▸ **What is asked**: Scan the records for the string "Fans"; copy each line where it occurs.

+-------+

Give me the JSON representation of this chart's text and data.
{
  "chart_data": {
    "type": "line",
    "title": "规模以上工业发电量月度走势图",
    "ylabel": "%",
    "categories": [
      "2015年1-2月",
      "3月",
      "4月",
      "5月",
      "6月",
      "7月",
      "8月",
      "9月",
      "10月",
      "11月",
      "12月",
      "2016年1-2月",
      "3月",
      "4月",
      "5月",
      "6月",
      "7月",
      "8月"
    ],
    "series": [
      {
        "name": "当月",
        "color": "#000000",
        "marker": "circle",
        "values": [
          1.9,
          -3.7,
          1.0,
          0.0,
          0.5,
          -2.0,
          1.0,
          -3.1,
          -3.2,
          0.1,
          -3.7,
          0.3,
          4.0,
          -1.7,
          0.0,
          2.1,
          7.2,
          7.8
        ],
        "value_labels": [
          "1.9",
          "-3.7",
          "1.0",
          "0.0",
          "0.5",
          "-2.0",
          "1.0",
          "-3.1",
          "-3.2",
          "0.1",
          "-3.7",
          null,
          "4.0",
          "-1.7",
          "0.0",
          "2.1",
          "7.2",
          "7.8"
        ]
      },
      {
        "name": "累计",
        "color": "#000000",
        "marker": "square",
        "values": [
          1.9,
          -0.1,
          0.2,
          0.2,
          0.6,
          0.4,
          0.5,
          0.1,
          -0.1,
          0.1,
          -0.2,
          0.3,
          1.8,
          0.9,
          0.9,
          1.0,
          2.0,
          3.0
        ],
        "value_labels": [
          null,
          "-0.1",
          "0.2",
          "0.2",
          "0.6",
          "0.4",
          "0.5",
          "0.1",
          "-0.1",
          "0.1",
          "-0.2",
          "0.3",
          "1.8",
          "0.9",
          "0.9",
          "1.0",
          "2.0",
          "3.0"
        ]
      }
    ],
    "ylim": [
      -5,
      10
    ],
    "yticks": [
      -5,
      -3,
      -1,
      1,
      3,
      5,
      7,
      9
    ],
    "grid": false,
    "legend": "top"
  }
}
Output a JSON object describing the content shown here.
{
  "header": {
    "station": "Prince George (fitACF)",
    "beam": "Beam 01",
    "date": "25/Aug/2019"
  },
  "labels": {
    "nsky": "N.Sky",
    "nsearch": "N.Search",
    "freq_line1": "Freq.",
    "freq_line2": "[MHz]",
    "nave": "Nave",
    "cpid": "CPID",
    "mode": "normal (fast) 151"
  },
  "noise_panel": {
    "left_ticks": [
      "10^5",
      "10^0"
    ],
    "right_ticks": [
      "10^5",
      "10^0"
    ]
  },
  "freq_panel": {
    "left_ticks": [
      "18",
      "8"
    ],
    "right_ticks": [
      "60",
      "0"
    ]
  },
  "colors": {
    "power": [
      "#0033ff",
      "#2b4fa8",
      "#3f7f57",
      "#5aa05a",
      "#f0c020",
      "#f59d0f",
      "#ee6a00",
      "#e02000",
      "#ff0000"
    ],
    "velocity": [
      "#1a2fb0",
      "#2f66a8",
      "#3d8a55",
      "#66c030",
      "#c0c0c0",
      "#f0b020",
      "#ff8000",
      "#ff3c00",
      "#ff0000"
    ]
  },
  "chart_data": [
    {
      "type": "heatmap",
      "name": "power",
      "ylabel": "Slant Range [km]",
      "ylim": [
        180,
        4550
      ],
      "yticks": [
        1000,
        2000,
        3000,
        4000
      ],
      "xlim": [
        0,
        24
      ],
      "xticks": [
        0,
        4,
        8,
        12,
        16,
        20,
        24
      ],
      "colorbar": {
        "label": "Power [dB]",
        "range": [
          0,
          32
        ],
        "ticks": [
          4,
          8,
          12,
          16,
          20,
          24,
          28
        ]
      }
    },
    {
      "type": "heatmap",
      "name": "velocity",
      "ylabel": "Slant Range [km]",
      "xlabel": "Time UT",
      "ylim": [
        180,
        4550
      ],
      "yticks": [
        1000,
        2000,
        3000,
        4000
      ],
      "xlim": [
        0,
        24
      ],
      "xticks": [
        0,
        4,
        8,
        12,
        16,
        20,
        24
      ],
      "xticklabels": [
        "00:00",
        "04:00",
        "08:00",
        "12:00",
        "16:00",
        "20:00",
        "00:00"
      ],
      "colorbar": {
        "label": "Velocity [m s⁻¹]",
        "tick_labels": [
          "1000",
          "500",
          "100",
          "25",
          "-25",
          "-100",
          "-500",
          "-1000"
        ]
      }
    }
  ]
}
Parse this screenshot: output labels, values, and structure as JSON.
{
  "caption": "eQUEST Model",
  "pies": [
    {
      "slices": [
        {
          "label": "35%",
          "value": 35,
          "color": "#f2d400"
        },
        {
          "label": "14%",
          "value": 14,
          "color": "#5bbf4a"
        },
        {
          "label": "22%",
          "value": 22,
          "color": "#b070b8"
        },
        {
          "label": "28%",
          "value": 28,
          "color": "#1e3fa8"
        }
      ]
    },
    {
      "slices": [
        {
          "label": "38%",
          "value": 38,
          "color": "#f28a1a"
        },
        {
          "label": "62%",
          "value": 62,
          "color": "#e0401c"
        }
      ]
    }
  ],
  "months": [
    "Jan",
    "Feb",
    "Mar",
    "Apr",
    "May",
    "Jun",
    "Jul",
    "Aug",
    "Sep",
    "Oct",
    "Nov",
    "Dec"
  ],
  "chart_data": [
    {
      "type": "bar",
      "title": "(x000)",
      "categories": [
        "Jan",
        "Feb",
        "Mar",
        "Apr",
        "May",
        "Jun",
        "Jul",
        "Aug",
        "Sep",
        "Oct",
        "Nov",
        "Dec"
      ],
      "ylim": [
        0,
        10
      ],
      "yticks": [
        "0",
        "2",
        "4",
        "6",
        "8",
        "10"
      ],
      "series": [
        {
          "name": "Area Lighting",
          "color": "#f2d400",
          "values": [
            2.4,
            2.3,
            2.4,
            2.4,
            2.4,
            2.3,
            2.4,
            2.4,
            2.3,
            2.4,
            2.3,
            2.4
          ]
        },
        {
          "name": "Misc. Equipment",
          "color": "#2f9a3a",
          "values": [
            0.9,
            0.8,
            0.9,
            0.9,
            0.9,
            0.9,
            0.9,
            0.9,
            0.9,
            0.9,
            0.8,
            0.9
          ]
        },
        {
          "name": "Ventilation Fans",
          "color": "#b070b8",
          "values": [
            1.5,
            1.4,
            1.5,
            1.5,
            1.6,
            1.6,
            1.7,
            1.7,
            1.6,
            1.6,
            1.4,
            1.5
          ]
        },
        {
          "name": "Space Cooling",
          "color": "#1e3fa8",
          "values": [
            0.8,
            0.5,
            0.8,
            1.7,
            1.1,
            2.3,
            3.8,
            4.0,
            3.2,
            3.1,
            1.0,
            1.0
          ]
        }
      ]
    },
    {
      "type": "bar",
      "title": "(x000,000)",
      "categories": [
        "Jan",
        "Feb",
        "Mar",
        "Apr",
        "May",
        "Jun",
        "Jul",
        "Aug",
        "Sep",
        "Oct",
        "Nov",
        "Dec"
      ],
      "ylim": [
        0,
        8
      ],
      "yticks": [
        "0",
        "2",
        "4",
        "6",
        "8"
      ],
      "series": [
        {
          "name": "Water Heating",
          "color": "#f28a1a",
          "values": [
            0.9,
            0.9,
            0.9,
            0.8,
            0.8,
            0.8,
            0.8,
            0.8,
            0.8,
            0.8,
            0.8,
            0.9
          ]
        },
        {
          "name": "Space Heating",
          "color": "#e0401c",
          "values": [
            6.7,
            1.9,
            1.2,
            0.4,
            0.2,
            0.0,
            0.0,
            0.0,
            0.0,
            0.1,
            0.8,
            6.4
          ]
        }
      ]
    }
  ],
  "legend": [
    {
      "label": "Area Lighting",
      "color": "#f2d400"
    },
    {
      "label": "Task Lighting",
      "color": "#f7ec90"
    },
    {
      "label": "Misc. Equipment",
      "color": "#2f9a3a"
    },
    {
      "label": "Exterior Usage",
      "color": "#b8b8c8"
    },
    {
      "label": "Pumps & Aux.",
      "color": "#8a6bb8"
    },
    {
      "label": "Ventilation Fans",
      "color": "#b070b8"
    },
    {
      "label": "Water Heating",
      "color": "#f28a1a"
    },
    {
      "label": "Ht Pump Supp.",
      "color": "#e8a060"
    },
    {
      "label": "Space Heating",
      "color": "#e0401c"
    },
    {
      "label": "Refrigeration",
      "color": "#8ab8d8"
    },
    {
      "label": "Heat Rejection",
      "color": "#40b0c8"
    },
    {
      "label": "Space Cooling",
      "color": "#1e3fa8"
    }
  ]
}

+-------+

▸ **Solution to this exercise**:
          "name": "Ventilation Fans",
      "label": "Ventilation Fans",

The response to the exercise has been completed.